───── MATERIAL FOR THE TASK ─────

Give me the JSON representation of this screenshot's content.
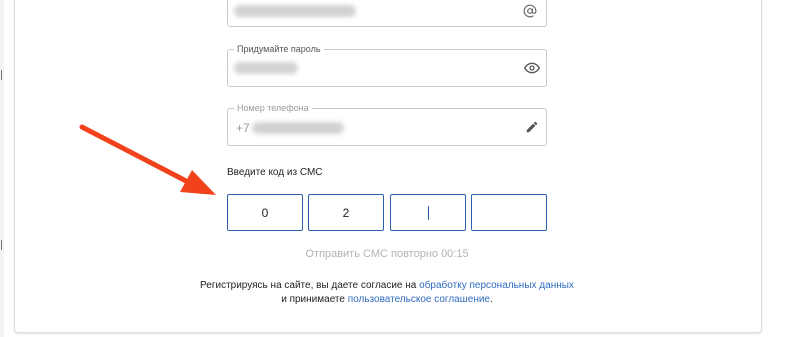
{
  "form": {
    "email_field": {
      "value_hidden": true,
      "icon": "at-sign-icon"
    },
    "password_field": {
      "label": "Придумайте пароль",
      "value_hidden": true,
      "icon": "eye-icon"
    },
    "phone_field": {
      "label": "Номер телефона",
      "prefix": "+7",
      "value_hidden": true,
      "icon": "pencil-icon"
    }
  },
  "sms": {
    "title": "Введите код из СМС",
    "digits": [
      "0",
      "2",
      "",
      ""
    ],
    "active_index": 2,
    "resend_text": "Отправить СМС повторно 00:15"
  },
  "consent": {
    "part1": "Регистрируясь на сайте, вы даете согласие на",
    "link1": "обработку персональных данных",
    "part2": "и принимаете",
    "link2": "пользовательское соглашение",
    "end": "."
  },
  "annotation": {
    "type": "arrow",
    "color": "#f2421b",
    "points_to": "sms-code-input"
  },
  "colors": {
    "accent": "#2f5fb0",
    "link": "#2f6bc0",
    "arrow": "#f2421b"
  }
}
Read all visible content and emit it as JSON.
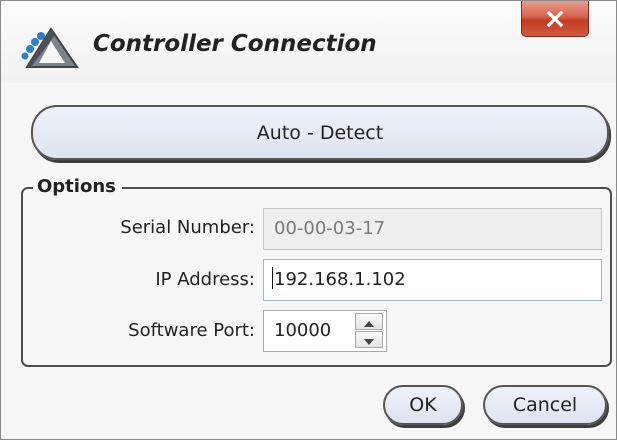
{
  "window": {
    "title": "Controller Connection",
    "close_icon": "close-x-icon",
    "app_icon": "controller-logo-icon",
    "close_button_color": "#c9432a"
  },
  "auto_detect": {
    "label": "Auto - Detect"
  },
  "options": {
    "legend": "Options",
    "serial_number": {
      "label": "Serial Number:",
      "value": "00-00-03-17",
      "disabled": true
    },
    "ip_address": {
      "label": "IP Address:",
      "value": "192.168.1.102",
      "focused": true
    },
    "software_port": {
      "label": "Software Port:",
      "value": "10000",
      "increment_icon": "spin-up-arrow-icon",
      "decrement_icon": "spin-down-arrow-icon"
    }
  },
  "buttons": {
    "ok_label": "OK",
    "cancel_label": "Cancel"
  },
  "colors": {
    "button_fill": "#e3e8f4",
    "focus_border": "#9cb8d9",
    "disabled_field_fill": "#eeeeee"
  }
}
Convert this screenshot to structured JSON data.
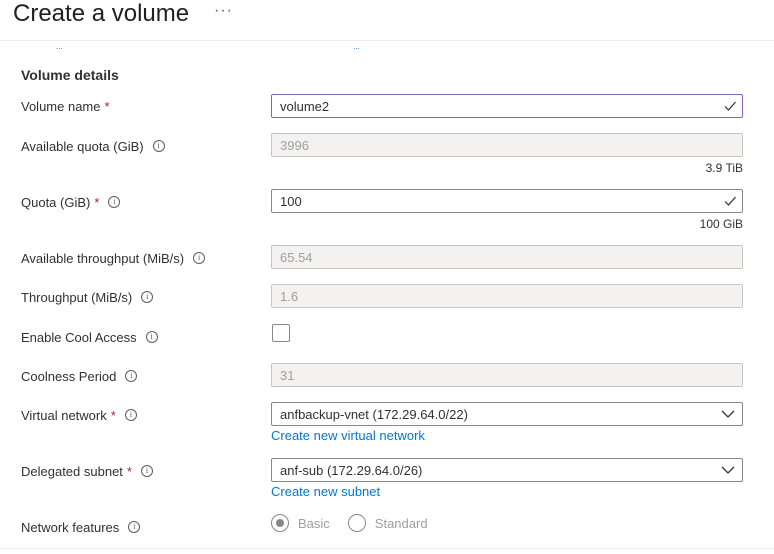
{
  "header": {
    "title": "Create a volume",
    "more": "···"
  },
  "cutoff": {
    "left": "...",
    "link": "..."
  },
  "section": {
    "title": "Volume details"
  },
  "fields": {
    "volume_name": {
      "label": "Volume name",
      "value": "volume2",
      "required": "*"
    },
    "available_quota": {
      "label": "Available quota (GiB)",
      "value": "3996",
      "hint": "3.9 TiB"
    },
    "quota": {
      "label": "Quota (GiB)",
      "value": "100",
      "required": "*",
      "hint": "100 GiB"
    },
    "available_throughput": {
      "label": "Available throughput (MiB/s)",
      "value": "65.54"
    },
    "throughput": {
      "label": "Throughput (MiB/s)",
      "value": "1.6"
    },
    "cool_access": {
      "label": "Enable Cool Access",
      "checked": false
    },
    "coolness_period": {
      "label": "Coolness Period",
      "value": "31"
    },
    "virtual_network": {
      "label": "Virtual network",
      "value": "anfbackup-vnet (172.29.64.0/22)",
      "required": "*",
      "link": "Create new virtual network"
    },
    "delegated_subnet": {
      "label": "Delegated subnet",
      "value": "anf-sub (172.29.64.0/26)",
      "required": "*",
      "link": "Create new subnet"
    },
    "network_features": {
      "label": "Network features",
      "options": [
        "Basic",
        "Standard"
      ],
      "selected": "Basic"
    }
  },
  "colors": {
    "accent": "#0078d4",
    "required": "#a4262c",
    "focus_border": "#8764b8",
    "disabled_bg": "#f3f2f1"
  }
}
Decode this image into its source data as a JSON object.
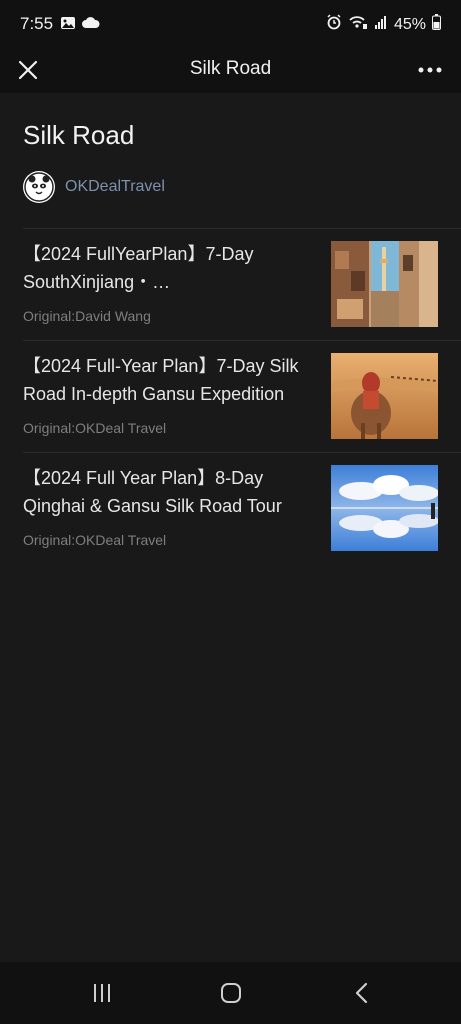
{
  "status": {
    "time": "7:55",
    "battery": "45%",
    "icons": [
      "image-icon",
      "cloud-icon",
      "alarm-icon",
      "wifi-calling-icon",
      "signal-icon",
      "battery-icon"
    ]
  },
  "nav": {
    "title": "Silk Road",
    "close_icon": "close-icon",
    "more_icon": "more-dots-icon"
  },
  "header": {
    "title": "Silk Road",
    "author": "OKDealTravel"
  },
  "articles": [
    {
      "title": "【2024 FullYearPlan】7-Day SouthXinjiang・…",
      "meta": "Original:David Wang",
      "thumb": "xinjiang-street-image"
    },
    {
      "title": "【2024 Full-Year Plan】7-Day Silk Road In-depth Gansu Expedition",
      "meta": "Original:OKDeal Travel",
      "thumb": "camel-desert-image"
    },
    {
      "title": "【2024 Full Year Plan】8-Day Qinghai & Gansu Silk Road Tour",
      "meta": "Original:OKDeal Travel",
      "thumb": "salt-lake-sky-image"
    }
  ],
  "colors": {
    "background": "#191919",
    "bars": "#111111",
    "author_link": "#7d90ad",
    "meta_text": "#7e7e7e"
  }
}
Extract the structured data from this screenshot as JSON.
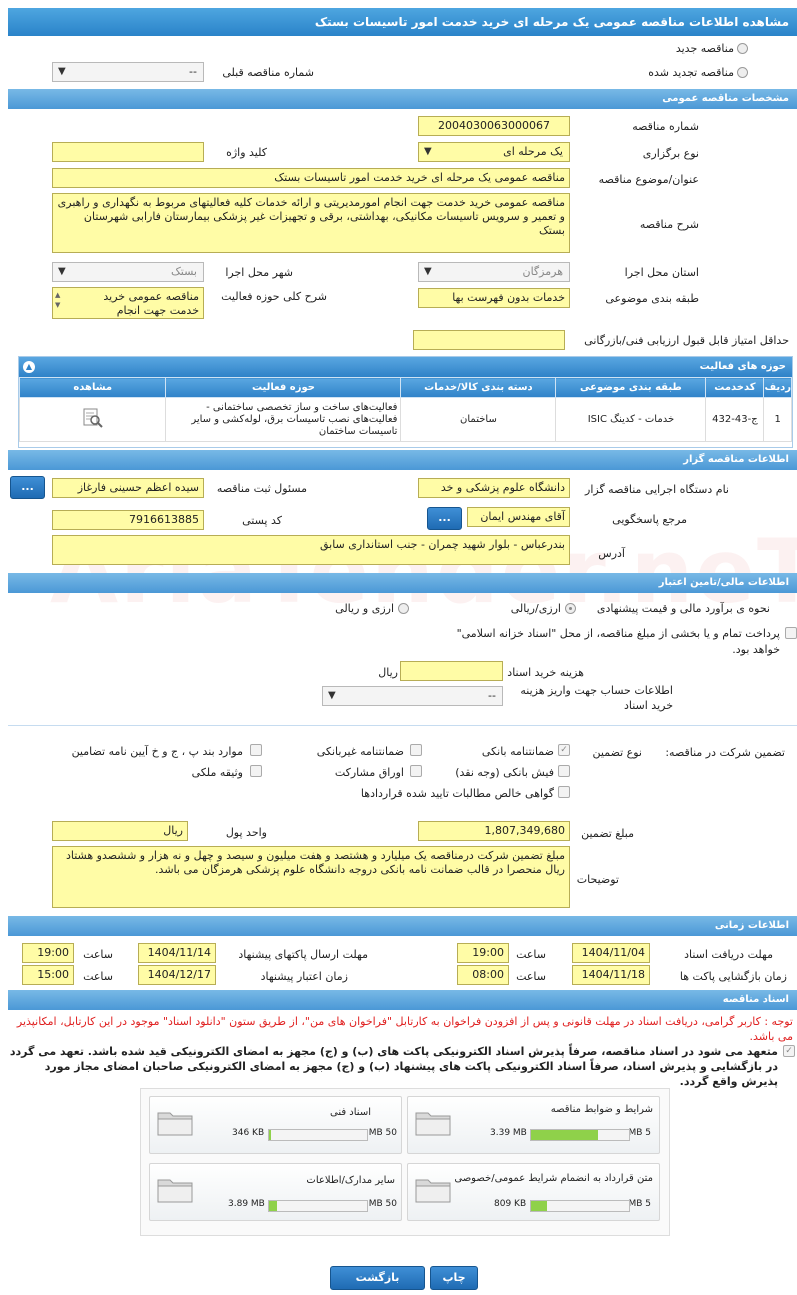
{
  "header": {
    "title": "مشاهده اطلاعات مناقصه عمومی یک مرحله ای خرید خدمت امور تاسیسات بستک"
  },
  "top": {
    "new_label": "مناقصه جدید",
    "renewed_label": "مناقصه تجدید شده",
    "prev_number_label": "شماره مناقصه قبلی",
    "prev_number_value": "--"
  },
  "general": {
    "section_title": "مشخصات مناقصه عمومی",
    "number_label": "شماره مناقصه",
    "number_value": "2004030063000067",
    "type_label": "نوع برگزاری",
    "type_value": "یک مرحله ای",
    "keyword_label": "کلید واژه",
    "keyword_value": "",
    "subject_label": "عنوان/موضوع مناقصه",
    "subject_value": "مناقصه عمومی یک مرحله ای خرید خدمت امور تاسیسات بستک",
    "desc_label": "شرح مناقصه",
    "desc_value": "مناقصه عمومی خرید خدمت جهت انجام امورمدیریتی و ارائه خدمات کلیه فعالیتهای مربوط به  نگهداری و راهبری و تعمیر و سرویس تاسیسات مکانیکی، بهداشتی، برقی و تجهیزات غیر پزشکی بیمارستان فارابی شهرستان بستک",
    "province_label": "استان محل اجرا",
    "province_value": "هرمزگان",
    "city_label": "شهر محل اجرا",
    "city_value": "بستک",
    "category_label": "طبقه بندی موضوعی",
    "category_value": "خدمات بدون فهرست بها",
    "scope_label": "شرح کلی حوزه فعالیت",
    "scope_value": "مناقصه عمومی خرید خدمت جهت انجام",
    "min_score_label": "حداقل امتیاز قابل قبول ارزیابی فنی/بازرگانی",
    "min_score_value": ""
  },
  "activity": {
    "title": "حوزه های فعالیت",
    "columns": [
      "ردیف",
      "کدخدمت",
      "طبقه بندی موضوعی",
      "دسته بندی کالا/خدمات",
      "حوزه فعالیت",
      "مشاهده"
    ],
    "rows": [
      {
        "index": "1",
        "code": "ج-43-432",
        "category": "خدمات - کدینگ ISIC",
        "group": "ساختمان",
        "field": "فعالیت‌های ساخت و ساز تخصصی ساختمانی - فعالیت‌های نصب تاسیسات برق، لوله‌کشی و سایر تاسیسات ساختمان"
      }
    ]
  },
  "organizer": {
    "section_title": "اطلاعات مناقصه گزار",
    "agency_label": "نام دستگاه اجرایی مناقصه گزار",
    "agency_value": "دانشگاه علوم پزشکی و خد",
    "registrar_label": "مسئول ثبت مناقصه",
    "registrar_value": "سیده اعظم حسینی فارغاز",
    "ref_label": "مرجع پاسخگویی",
    "ref_value": "آقای مهندس ایمان",
    "postal_label": "کد پستی",
    "postal_value": "7916613885",
    "address_label": "آدرس",
    "address_value": "بندرعباس - بلوار شهید چمران - جنب استانداری سابق",
    "more_btn": "..."
  },
  "finance": {
    "section_title": "اطلاعات مالی/تامین اعتبار",
    "estimate_label": "نحوه ی برآورد مالی و قیمت پیشنهادی",
    "opt_rial": "ارزی/ریالی",
    "opt_mixed": "ارزی و ریالی",
    "treasury_text": "پرداخت تمام و یا بخشی از مبلغ مناقصه، از محل \"اسناد خزانه اسلامی\" خواهد بود.",
    "doc_cost_label": "هزینه خرید اسناد",
    "doc_cost_value": "",
    "doc_cost_unit": "ریال",
    "account_label": "اطلاعات حساب جهت واریز هزینه خرید اسناد",
    "account_value": "--"
  },
  "guarantee": {
    "label": "تضمین شرکت در مناقصه:",
    "type_label": "نوع تضمین",
    "options": [
      "ضمانتنامه بانکی",
      "ضمانتنامه غیربانکی",
      "موارد بند پ ، ج و خ آیین نامه تضامین",
      "فیش بانکی (وجه نقد)",
      "اوراق مشارکت",
      "وثیقه ملکی",
      "گواهی خالص مطالبات تایید شده قراردادها"
    ],
    "amount_label": "مبلغ تضمین",
    "amount_value": "1,807,349,680",
    "currency_label": "واحد پول",
    "currency_value": "ریال",
    "notes_label": "توضیحات",
    "notes_value": "مبلغ تضمین شرکت درمناقصه یک میلیارد و هشتصد و هفت میلیون و سیصد و چهل و نه هزار و ششصدو هشتاد ریال منحصرا در قالب ضمانت نامه بانکی دروجه دانشگاه علوم پزشکی هرمزگان می باشد."
  },
  "timing": {
    "section_title": "اطلاعات زمانی",
    "receive_label": "مهلت دریافت اسناد",
    "receive_date": "1404/11/04",
    "receive_time": "19:00",
    "submit_label": "مهلت ارسال پاکتهای پیشنهاد",
    "submit_date": "1404/11/14",
    "submit_time": "19:00",
    "open_label": "زمان بازگشایی پاکت ها",
    "open_date": "1404/11/18",
    "open_time": "08:00",
    "valid_label": "زمان اعتبار پیشنهاد",
    "valid_date": "1404/12/17",
    "valid_time": "15:00",
    "time_label": "ساعت"
  },
  "docs": {
    "section_title": "اسناد مناقصه",
    "notice": "توجه : کاربر گرامی، دریافت اسناد در مهلت قانونی و پس از افزودن فراخوان به کارتابل \"فراخوان های من\"، از طریق ستون \"دانلود اسناد\" موجود در این کارتابل، امکانپذیر می باشد.",
    "commit": "متعهد می شود در اسناد مناقصه، صرفاً پذیرش اسناد الکترونیکی پاکت های (ب) و (ج) مجهز به امضای الکترونیکی قید شده باشد. تعهد می گردد در بازگشایی و پذیرش اسناد، صرفاً اسناد الکترونیکی پاکت های پیشنهاد (ب) و (ج) مجهز به امضای الکترونیکی صاحبان امضای مجاز مورد پذیرش واقع گردد.",
    "cards": [
      {
        "title": "شرایط و ضوابط مناقصه",
        "used": "3.39 MB",
        "limit": "5 MB",
        "ratio": 0.68
      },
      {
        "title": "اسناد فنی",
        "used": "346 KB",
        "limit": "50 MB",
        "ratio": 0.01
      },
      {
        "title": "متن قرارداد به انضمام شرایط عمومی/خصوصی",
        "used": "809 KB",
        "limit": "5 MB",
        "ratio": 0.16
      },
      {
        "title": "سایر مدارک/اطلاعات",
        "used": "3.89 MB",
        "limit": "50 MB",
        "ratio": 0.08
      }
    ]
  },
  "footer": {
    "print": "چاپ",
    "back": "بازگشت"
  },
  "watermark": "AriaTender.neT",
  "colors": {
    "header": "#2a83c9",
    "field": "#fffca6",
    "progress": "#8fd14a"
  }
}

─────

▶ [GOAL OF THE EXERCISE]
Locate the lines above that contain "انجام" and copy them.

▶ [ANSWER BELOW]
    "desc_value": "مناقصه عمومی خرید خدمت جهت انجام امورمدیریتی و ارائه خدمات کلیه فعالیتهای مربوط به  نگهداری و راهبری و تعمیر و سرویس تاسیسات مکانیکی، بهداشتی، برقی و تجهیزات غیر پزشکی بیمارستان فارابی شهرستان بستک",
    "scope_value": "مناقصه عمومی خرید خدمت جهت انجام",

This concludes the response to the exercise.